Task to carry out. Keep only the lines of the data below that contain "Prins", and copy them.

──────────────────────────────

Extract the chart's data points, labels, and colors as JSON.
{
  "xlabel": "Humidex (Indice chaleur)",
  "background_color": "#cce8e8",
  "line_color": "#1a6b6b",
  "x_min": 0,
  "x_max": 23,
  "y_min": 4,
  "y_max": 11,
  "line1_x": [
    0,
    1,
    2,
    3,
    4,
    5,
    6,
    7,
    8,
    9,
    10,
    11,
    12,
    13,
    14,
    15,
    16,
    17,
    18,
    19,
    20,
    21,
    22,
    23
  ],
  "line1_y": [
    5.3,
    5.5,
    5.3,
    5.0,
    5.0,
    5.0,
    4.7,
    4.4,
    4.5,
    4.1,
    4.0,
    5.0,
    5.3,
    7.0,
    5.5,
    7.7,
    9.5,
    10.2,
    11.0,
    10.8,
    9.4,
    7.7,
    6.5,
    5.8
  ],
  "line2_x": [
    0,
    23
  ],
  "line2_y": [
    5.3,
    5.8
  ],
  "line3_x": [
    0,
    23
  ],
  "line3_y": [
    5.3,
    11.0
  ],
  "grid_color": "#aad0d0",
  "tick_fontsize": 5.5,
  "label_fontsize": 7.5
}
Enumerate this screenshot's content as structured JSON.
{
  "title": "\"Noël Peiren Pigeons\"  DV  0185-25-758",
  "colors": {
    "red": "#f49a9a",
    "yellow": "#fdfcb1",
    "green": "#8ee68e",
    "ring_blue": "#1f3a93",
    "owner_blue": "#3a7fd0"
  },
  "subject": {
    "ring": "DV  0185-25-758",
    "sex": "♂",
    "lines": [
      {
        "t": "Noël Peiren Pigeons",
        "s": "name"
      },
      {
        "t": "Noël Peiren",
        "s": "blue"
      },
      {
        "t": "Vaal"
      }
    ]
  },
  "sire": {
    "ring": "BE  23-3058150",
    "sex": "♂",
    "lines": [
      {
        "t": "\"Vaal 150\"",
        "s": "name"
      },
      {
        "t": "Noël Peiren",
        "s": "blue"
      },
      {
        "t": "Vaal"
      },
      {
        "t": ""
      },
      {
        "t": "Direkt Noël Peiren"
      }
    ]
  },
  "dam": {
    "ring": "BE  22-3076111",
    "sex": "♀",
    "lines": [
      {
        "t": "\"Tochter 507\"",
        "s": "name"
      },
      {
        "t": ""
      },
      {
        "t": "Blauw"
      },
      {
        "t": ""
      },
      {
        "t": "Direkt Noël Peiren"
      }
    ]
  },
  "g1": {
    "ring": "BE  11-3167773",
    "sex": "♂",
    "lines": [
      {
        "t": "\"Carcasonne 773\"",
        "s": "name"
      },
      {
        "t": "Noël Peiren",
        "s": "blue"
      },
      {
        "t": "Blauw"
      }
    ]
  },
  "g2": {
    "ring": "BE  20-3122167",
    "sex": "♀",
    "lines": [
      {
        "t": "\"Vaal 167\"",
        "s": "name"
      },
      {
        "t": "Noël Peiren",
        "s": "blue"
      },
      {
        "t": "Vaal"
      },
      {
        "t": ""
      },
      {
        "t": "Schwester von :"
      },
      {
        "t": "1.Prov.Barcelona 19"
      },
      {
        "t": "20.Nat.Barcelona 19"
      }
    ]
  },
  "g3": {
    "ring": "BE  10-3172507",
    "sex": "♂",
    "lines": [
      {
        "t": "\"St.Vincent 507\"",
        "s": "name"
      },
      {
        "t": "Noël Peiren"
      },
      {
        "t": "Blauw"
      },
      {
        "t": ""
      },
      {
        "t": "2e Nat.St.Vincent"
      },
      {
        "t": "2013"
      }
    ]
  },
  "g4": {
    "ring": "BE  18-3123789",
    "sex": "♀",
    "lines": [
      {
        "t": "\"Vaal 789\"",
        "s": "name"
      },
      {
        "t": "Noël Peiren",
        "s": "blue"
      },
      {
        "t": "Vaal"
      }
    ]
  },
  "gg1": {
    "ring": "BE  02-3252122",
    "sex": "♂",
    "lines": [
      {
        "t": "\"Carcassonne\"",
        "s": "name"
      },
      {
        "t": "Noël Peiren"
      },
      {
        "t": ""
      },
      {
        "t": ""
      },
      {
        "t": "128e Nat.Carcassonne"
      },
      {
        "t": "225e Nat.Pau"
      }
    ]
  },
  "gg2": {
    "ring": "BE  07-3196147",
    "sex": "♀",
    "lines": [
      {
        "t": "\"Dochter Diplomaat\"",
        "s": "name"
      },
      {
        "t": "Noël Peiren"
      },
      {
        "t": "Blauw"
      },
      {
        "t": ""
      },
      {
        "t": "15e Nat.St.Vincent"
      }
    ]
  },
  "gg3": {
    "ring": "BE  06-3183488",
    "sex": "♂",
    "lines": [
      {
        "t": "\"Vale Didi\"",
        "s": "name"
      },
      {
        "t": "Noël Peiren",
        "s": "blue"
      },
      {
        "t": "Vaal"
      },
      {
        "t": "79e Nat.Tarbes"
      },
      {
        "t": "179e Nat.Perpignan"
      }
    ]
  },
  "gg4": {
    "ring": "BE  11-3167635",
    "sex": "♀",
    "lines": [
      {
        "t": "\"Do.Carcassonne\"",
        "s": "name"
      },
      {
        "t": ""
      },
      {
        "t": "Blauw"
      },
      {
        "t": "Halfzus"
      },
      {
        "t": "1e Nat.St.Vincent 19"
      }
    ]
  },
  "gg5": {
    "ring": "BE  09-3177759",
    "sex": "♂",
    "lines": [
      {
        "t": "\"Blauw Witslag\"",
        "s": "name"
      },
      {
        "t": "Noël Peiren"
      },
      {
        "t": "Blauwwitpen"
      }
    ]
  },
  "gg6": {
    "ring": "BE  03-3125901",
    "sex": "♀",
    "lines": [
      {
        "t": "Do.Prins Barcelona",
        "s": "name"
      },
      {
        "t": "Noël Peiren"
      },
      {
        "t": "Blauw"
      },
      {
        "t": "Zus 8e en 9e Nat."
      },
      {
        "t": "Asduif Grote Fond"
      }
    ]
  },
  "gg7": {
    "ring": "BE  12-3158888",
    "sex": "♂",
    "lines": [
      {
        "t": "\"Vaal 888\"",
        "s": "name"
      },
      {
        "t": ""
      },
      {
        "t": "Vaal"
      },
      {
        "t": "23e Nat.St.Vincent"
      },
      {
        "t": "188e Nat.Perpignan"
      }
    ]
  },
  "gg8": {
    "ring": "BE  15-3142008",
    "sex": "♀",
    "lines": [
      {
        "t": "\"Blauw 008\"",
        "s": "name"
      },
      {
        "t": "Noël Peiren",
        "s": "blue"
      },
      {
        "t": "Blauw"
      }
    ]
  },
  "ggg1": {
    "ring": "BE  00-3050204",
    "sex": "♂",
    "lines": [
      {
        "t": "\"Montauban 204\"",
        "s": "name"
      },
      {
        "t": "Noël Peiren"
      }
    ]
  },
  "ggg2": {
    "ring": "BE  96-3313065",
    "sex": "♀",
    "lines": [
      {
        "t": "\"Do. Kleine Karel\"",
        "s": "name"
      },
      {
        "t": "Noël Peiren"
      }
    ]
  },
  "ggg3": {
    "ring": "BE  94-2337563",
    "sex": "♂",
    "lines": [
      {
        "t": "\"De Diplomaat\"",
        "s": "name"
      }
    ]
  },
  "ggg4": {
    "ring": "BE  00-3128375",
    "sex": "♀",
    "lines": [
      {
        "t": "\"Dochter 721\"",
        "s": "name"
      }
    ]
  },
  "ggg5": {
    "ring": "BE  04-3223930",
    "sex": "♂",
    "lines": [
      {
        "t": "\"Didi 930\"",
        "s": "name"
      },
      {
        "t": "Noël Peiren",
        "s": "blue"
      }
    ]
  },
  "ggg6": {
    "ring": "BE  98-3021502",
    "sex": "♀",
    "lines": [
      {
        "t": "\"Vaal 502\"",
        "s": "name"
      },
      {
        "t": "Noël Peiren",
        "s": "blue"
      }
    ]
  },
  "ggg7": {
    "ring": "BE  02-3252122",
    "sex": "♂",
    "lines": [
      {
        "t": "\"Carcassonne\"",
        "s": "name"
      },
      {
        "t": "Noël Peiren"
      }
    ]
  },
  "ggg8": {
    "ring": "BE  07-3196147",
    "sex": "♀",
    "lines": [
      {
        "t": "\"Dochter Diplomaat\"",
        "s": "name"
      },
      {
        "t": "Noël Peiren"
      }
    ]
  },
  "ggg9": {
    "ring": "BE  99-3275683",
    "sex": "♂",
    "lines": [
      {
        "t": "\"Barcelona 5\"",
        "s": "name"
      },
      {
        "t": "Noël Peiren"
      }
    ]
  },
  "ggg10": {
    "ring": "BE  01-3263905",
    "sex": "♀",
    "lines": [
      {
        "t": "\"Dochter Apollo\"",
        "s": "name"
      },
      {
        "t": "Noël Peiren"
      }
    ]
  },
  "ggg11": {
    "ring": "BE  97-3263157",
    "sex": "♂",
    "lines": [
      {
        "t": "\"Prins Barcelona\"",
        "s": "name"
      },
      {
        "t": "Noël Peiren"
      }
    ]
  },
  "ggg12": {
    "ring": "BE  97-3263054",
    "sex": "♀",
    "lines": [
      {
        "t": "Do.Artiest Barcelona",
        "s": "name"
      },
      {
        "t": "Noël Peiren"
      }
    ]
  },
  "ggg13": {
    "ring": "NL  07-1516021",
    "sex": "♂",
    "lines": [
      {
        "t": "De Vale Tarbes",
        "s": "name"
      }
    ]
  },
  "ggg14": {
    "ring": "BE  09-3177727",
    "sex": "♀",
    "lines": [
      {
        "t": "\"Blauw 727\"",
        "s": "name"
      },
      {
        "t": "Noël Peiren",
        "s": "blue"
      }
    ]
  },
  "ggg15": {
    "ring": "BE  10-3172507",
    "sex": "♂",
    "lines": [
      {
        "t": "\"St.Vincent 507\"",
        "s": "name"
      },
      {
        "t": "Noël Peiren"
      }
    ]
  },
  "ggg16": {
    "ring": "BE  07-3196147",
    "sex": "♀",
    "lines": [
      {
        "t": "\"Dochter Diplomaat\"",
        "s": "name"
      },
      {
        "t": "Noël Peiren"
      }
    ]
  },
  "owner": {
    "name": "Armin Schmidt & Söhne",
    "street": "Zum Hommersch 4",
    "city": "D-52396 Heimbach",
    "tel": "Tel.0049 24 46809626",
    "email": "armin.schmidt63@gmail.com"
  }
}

──────────────────────────────

Solution below.
        "t": "Do.Prins Barcelona",
        "t": "\"Prins Barcelona\"",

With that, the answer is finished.